Excerpts from a dataset
• • • • •

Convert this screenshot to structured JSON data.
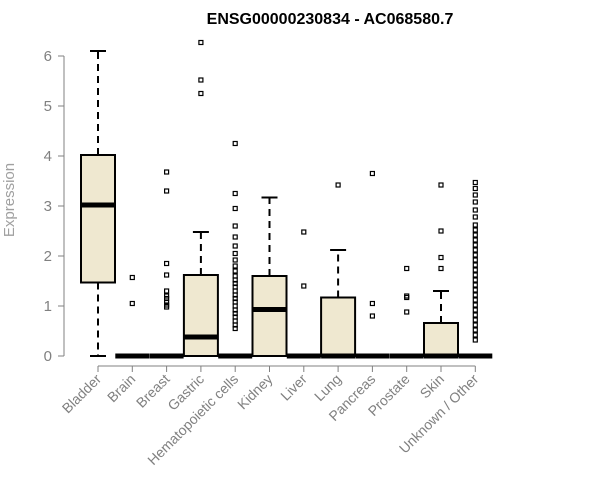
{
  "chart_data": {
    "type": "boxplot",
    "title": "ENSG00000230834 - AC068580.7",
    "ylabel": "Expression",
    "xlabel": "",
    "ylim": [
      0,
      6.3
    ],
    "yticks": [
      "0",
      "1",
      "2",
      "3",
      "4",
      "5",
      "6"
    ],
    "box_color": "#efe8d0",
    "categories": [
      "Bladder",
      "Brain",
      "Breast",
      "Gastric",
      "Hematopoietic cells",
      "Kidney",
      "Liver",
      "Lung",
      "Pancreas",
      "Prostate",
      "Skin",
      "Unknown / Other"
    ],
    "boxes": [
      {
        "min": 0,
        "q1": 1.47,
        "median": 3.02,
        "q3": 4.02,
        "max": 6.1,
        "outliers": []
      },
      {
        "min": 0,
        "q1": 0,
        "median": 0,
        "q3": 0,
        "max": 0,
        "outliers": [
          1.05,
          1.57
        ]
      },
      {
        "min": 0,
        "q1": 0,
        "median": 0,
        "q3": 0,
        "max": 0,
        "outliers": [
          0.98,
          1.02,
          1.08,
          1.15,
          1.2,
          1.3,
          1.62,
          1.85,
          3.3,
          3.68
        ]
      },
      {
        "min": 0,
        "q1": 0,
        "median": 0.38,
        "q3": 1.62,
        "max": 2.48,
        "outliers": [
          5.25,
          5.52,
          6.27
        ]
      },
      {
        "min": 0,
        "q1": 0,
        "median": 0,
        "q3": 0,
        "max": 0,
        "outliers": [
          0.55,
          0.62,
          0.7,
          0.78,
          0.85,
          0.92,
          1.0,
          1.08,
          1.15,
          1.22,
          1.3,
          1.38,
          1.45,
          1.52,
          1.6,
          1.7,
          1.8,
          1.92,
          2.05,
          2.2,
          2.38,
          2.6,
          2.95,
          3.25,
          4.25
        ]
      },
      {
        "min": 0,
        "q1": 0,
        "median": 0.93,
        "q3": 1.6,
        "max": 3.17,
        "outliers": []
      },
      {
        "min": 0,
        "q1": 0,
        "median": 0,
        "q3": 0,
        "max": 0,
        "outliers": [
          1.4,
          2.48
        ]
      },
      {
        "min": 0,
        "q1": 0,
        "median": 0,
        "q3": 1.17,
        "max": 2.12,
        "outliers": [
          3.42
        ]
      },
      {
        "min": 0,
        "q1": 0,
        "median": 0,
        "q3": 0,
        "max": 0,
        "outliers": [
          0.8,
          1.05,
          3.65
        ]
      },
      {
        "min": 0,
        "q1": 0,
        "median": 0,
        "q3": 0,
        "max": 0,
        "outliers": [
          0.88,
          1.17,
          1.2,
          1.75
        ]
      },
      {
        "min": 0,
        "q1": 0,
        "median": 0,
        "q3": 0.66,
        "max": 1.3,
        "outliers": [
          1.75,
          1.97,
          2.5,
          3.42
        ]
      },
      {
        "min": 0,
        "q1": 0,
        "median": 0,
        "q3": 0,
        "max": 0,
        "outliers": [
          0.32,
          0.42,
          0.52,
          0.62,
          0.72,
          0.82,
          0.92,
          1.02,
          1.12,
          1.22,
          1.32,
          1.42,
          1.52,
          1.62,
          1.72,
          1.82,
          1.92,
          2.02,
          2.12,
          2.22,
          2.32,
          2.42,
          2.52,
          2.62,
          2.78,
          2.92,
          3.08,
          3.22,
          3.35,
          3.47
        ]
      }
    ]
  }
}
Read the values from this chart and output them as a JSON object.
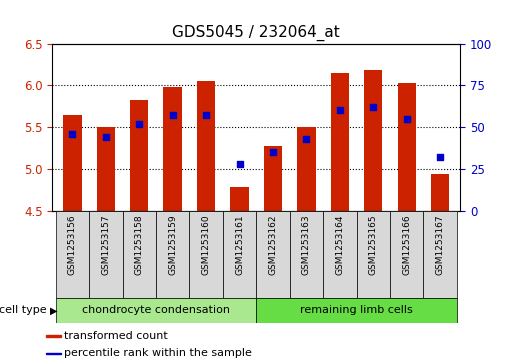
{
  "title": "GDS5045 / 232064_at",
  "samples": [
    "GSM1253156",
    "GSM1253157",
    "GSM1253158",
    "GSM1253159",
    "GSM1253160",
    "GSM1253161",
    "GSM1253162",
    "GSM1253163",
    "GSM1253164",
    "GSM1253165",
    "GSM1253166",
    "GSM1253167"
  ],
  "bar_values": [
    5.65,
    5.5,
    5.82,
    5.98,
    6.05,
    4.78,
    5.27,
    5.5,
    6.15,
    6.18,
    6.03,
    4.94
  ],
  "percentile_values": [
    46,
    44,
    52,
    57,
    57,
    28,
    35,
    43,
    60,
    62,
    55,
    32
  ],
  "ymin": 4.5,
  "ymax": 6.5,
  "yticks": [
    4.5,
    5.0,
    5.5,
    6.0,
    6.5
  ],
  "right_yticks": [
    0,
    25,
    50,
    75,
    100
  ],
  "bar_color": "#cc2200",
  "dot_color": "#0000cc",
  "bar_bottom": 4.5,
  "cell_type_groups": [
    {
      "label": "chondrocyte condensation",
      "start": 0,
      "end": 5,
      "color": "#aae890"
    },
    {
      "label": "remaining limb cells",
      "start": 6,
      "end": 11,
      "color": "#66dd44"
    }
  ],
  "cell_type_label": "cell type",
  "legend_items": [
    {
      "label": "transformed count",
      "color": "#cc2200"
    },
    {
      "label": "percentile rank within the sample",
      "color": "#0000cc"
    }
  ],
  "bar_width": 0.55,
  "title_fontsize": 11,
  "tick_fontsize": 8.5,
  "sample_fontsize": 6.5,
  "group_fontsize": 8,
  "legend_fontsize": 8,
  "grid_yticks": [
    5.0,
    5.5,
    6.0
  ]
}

• • • • •

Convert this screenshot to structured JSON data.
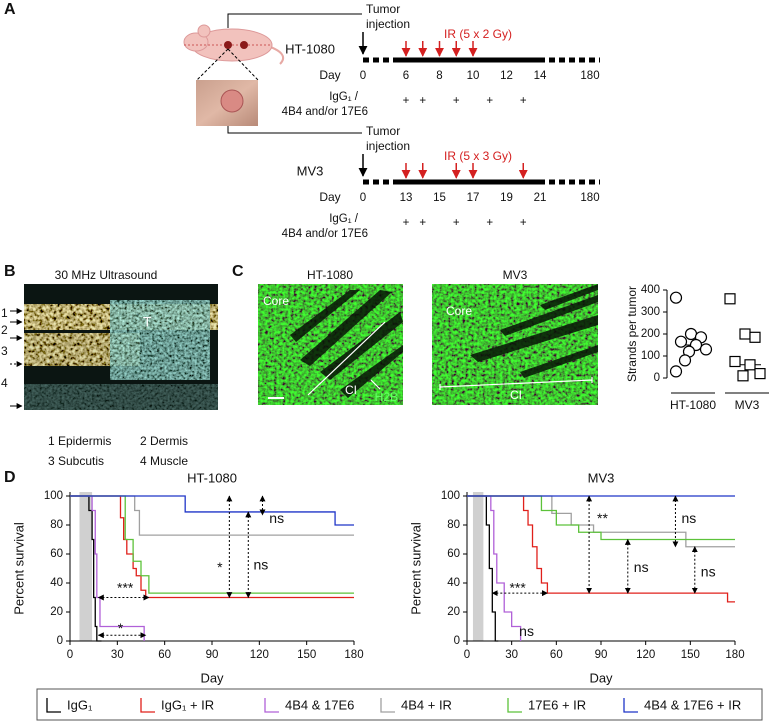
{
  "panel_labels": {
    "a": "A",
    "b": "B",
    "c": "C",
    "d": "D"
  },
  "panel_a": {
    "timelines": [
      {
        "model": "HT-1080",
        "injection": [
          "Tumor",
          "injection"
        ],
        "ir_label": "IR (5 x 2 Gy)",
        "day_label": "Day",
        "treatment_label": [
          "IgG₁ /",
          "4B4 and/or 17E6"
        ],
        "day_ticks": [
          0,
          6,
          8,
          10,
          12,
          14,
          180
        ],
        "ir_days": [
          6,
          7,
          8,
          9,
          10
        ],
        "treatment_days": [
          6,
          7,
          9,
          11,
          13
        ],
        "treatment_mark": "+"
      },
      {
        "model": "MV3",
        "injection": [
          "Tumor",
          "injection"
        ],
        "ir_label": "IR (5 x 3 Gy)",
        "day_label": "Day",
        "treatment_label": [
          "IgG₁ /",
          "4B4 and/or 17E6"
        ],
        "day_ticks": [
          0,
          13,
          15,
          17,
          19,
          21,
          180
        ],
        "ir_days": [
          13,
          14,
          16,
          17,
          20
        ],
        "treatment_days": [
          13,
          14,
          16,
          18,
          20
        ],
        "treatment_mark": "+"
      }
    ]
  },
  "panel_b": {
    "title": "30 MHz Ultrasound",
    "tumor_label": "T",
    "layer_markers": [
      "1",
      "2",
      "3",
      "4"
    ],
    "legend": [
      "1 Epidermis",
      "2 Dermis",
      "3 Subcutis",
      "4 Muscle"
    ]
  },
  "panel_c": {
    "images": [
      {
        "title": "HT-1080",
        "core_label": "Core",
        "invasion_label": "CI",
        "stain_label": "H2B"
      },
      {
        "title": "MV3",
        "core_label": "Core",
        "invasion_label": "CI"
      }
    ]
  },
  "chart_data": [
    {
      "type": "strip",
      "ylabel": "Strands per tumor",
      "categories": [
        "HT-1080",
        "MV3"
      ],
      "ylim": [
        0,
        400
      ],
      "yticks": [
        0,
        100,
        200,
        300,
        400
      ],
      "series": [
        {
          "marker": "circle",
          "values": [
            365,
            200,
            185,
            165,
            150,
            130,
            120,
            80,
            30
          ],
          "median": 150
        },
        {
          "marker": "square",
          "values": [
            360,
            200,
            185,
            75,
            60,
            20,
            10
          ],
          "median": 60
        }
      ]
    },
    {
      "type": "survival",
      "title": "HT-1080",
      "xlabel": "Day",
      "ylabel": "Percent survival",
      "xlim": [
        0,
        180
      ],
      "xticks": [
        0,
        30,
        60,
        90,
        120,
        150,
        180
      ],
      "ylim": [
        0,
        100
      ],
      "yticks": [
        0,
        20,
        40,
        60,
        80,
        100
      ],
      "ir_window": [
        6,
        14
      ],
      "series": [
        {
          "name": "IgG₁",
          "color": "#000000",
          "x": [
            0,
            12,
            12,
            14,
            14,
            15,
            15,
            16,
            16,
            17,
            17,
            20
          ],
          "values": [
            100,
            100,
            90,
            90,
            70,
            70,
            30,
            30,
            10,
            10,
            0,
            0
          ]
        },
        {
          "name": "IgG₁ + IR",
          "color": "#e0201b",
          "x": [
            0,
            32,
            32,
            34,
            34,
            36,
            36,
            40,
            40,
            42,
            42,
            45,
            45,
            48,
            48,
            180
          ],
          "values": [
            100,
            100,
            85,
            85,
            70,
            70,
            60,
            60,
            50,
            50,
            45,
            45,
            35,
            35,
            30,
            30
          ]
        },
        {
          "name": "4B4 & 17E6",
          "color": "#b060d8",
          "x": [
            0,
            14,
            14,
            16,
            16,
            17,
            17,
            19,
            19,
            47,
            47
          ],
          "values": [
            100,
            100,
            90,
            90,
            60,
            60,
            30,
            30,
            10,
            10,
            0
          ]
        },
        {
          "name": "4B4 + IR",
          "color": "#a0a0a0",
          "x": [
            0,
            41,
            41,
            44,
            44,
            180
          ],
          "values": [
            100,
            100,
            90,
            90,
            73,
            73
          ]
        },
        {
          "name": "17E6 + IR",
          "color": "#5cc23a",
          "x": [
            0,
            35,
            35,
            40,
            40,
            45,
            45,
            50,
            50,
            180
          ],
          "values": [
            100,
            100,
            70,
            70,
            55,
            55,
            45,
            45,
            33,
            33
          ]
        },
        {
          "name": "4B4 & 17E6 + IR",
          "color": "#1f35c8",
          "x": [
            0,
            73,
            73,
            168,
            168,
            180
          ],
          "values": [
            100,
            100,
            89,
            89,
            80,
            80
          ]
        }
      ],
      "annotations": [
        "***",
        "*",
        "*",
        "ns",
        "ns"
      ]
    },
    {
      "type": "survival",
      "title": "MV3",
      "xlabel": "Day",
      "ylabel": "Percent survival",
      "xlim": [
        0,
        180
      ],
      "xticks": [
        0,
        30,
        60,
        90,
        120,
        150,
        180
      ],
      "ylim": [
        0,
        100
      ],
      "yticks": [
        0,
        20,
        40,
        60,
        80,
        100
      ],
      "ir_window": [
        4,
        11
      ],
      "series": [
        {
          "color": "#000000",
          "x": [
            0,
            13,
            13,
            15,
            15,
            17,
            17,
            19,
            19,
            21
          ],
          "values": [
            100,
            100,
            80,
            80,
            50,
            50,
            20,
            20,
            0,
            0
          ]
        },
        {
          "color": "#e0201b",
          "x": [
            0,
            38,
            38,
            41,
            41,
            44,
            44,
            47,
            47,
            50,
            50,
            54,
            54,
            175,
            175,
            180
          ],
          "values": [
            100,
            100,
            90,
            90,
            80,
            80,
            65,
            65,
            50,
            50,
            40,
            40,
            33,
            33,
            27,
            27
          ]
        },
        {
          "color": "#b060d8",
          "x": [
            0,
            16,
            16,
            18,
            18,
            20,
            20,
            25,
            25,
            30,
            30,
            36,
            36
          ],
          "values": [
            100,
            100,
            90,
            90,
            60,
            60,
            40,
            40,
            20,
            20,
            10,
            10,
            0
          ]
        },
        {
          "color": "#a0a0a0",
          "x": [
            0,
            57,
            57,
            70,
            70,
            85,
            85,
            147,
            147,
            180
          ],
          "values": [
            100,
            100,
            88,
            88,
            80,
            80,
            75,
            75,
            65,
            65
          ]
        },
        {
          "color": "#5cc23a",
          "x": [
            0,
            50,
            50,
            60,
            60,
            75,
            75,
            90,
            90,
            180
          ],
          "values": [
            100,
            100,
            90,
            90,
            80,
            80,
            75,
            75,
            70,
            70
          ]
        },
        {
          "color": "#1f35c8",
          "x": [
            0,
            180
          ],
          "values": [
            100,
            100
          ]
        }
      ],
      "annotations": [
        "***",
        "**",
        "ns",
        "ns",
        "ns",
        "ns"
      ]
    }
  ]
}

• • • • •

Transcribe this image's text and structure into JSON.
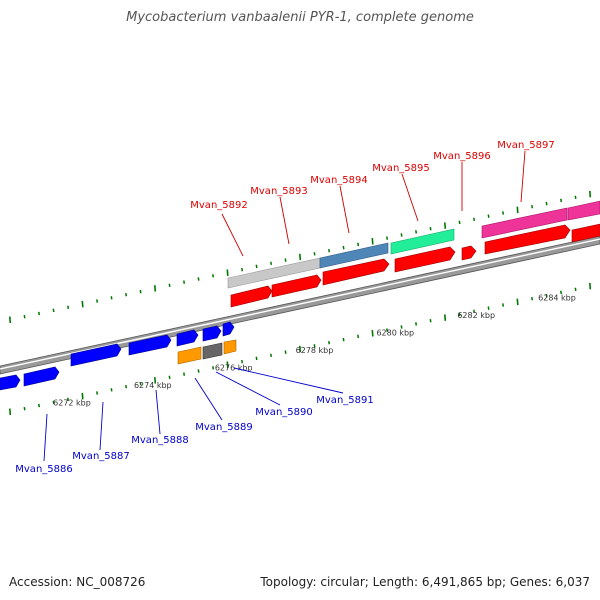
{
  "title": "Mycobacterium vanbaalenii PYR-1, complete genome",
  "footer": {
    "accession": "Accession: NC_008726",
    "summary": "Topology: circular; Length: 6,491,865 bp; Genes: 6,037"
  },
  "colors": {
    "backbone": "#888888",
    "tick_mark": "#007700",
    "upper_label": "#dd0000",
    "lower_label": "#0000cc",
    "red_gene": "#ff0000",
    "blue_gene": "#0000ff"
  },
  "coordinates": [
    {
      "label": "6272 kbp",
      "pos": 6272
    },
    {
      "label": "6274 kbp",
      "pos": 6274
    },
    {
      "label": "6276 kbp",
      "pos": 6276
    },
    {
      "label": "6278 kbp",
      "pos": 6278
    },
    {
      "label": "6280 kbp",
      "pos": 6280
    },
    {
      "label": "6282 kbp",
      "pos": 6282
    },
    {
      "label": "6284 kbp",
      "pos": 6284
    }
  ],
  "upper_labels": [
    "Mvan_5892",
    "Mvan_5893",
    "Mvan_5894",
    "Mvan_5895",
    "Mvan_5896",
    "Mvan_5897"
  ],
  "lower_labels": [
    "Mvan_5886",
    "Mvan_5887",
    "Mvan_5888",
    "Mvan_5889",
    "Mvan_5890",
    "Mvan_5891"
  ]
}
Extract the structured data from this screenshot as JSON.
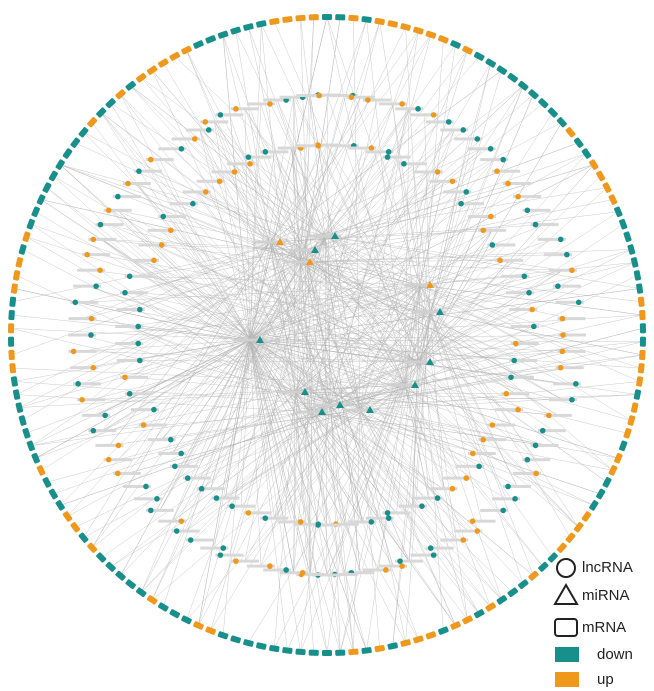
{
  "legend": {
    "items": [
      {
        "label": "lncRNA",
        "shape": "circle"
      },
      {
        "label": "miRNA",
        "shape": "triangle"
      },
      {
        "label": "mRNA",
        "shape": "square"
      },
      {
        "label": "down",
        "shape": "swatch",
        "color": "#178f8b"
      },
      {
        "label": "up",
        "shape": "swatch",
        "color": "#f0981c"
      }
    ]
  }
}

• • • • •

## Aim of the exercise
Your answer should be the lines of the records that include the word "this".

## Output of the exercise
Convert this screenshot to structured JSON data.
Read the values from this chart and output them as a JSON object.
Convert this screenshot to structured JSON data.
Transcribe this image's text and structure into JSON.
Extract the structured data from this screenshot as JSON.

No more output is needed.